* [GIVEN INSTRUCTION] How many lines of the records below contain the word "this"? Answer with the number alone.

* [STORED DATA]
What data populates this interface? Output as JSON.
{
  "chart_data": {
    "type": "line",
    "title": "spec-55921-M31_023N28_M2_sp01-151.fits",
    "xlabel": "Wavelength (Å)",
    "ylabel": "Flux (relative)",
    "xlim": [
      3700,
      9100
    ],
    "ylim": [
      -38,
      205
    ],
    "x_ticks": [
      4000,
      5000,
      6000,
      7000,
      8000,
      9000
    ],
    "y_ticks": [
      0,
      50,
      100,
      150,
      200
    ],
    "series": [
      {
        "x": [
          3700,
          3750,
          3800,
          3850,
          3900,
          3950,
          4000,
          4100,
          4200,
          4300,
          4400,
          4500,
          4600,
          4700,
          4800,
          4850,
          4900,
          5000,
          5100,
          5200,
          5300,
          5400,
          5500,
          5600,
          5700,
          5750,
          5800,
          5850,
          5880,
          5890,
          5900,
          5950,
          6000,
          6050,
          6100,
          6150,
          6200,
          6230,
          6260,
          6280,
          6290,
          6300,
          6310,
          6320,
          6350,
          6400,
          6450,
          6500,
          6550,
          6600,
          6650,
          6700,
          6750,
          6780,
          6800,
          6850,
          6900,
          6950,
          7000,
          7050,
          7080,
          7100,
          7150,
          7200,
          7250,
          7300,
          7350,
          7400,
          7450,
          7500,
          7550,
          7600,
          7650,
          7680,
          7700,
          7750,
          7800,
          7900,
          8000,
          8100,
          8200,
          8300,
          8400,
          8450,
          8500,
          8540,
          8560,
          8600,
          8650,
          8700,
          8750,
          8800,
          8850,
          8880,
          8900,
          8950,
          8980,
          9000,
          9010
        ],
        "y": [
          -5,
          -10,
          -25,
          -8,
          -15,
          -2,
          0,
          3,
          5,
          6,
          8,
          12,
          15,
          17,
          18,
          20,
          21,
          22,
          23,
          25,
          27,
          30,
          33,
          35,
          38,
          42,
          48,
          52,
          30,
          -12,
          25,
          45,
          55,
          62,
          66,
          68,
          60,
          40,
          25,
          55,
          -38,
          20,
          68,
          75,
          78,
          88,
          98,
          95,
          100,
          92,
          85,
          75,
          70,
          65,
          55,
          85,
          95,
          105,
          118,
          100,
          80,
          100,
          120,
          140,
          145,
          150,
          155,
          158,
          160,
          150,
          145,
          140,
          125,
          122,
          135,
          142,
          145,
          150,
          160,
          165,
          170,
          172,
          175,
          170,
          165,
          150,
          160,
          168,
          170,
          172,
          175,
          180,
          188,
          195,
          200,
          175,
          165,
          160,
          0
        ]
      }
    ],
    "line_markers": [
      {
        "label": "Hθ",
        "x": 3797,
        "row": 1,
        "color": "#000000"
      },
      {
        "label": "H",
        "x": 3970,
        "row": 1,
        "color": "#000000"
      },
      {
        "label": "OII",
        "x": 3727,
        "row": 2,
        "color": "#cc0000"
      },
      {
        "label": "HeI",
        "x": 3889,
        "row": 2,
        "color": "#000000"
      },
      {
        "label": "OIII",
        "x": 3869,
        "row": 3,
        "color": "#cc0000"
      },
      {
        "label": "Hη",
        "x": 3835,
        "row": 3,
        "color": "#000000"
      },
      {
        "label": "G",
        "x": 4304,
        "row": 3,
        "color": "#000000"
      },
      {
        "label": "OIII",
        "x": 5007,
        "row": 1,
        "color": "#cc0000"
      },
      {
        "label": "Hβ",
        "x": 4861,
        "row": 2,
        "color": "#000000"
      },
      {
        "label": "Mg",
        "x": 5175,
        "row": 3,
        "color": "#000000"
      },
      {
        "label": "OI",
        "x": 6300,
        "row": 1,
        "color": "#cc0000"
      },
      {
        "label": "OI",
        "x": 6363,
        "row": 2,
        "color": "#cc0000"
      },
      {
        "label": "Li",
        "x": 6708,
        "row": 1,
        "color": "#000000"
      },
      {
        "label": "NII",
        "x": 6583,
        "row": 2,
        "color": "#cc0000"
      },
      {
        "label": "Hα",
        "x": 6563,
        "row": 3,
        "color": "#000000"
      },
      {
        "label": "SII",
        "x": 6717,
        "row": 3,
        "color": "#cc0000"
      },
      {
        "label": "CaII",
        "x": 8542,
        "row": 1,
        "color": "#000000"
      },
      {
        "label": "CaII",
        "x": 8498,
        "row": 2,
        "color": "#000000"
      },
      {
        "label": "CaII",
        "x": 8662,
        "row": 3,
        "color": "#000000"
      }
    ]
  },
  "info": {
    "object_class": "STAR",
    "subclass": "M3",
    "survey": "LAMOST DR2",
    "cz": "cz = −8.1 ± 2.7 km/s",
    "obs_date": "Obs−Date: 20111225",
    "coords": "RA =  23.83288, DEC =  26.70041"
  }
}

...

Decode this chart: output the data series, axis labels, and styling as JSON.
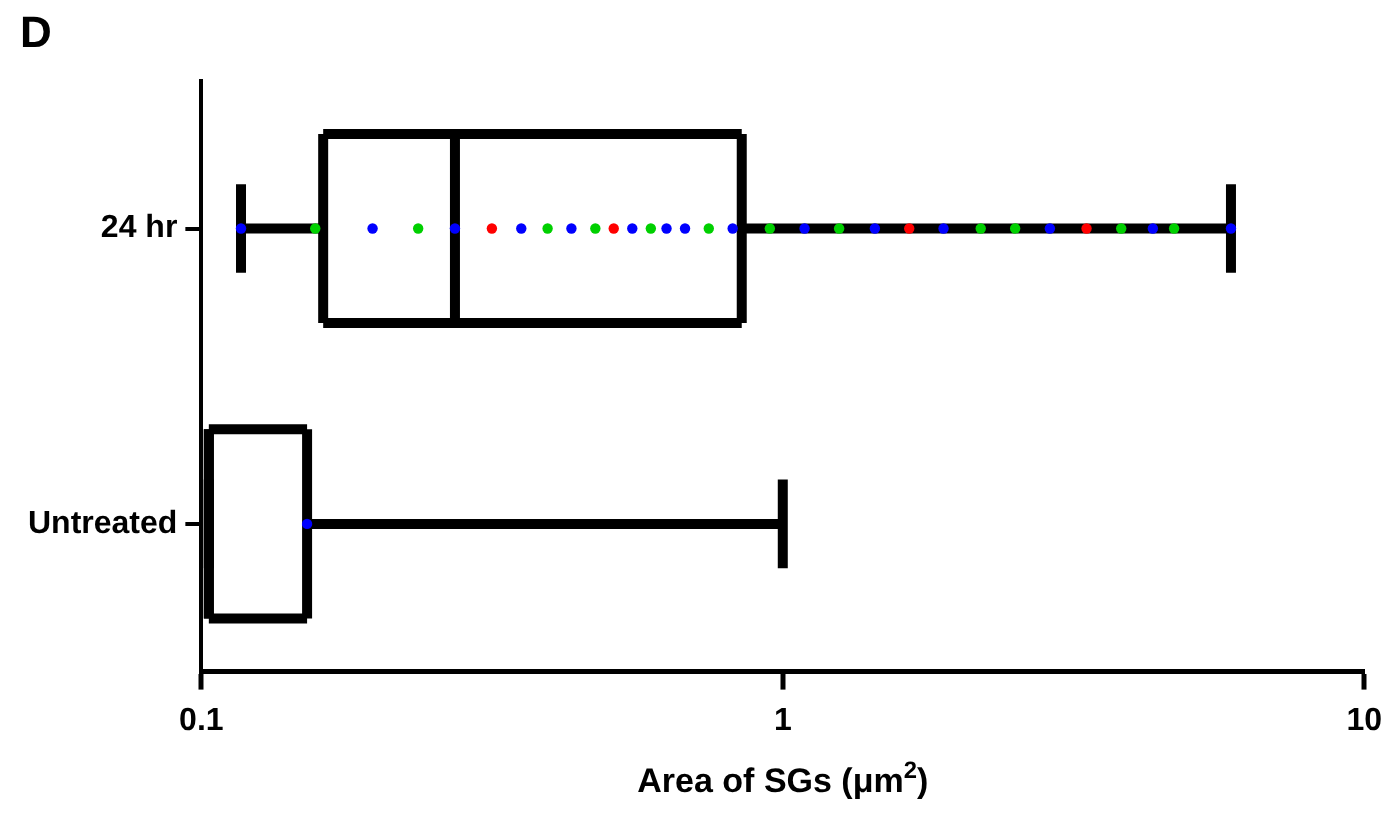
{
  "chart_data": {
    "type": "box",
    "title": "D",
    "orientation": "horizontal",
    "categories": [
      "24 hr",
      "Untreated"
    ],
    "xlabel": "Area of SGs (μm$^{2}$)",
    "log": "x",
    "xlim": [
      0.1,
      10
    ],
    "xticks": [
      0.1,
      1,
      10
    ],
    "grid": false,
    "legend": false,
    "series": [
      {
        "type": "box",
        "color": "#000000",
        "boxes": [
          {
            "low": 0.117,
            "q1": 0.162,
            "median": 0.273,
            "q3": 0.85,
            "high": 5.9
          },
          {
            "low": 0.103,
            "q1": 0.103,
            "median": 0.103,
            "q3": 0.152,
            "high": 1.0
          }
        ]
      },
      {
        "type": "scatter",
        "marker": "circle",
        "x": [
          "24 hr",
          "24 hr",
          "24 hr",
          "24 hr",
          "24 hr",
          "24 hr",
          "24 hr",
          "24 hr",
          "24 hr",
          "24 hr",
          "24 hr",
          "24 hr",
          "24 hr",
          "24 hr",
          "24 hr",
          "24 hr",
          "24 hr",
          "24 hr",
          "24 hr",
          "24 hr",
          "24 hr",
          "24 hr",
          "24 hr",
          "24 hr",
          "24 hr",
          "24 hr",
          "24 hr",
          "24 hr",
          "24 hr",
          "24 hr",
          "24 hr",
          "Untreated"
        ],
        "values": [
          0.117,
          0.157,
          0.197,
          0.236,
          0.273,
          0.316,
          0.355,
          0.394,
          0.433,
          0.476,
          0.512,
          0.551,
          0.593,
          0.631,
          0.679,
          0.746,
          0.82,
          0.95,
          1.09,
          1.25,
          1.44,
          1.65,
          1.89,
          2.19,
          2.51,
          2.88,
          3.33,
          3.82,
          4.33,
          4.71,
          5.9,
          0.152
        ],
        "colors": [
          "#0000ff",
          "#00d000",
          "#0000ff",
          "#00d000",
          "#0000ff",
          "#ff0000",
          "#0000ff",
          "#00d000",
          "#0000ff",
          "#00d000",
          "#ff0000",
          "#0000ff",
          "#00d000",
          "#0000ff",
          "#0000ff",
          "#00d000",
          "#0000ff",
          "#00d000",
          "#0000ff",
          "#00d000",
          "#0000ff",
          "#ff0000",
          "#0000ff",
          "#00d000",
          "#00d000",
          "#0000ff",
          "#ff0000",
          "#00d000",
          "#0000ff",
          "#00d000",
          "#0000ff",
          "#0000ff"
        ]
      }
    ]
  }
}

* [OUTPUT] 2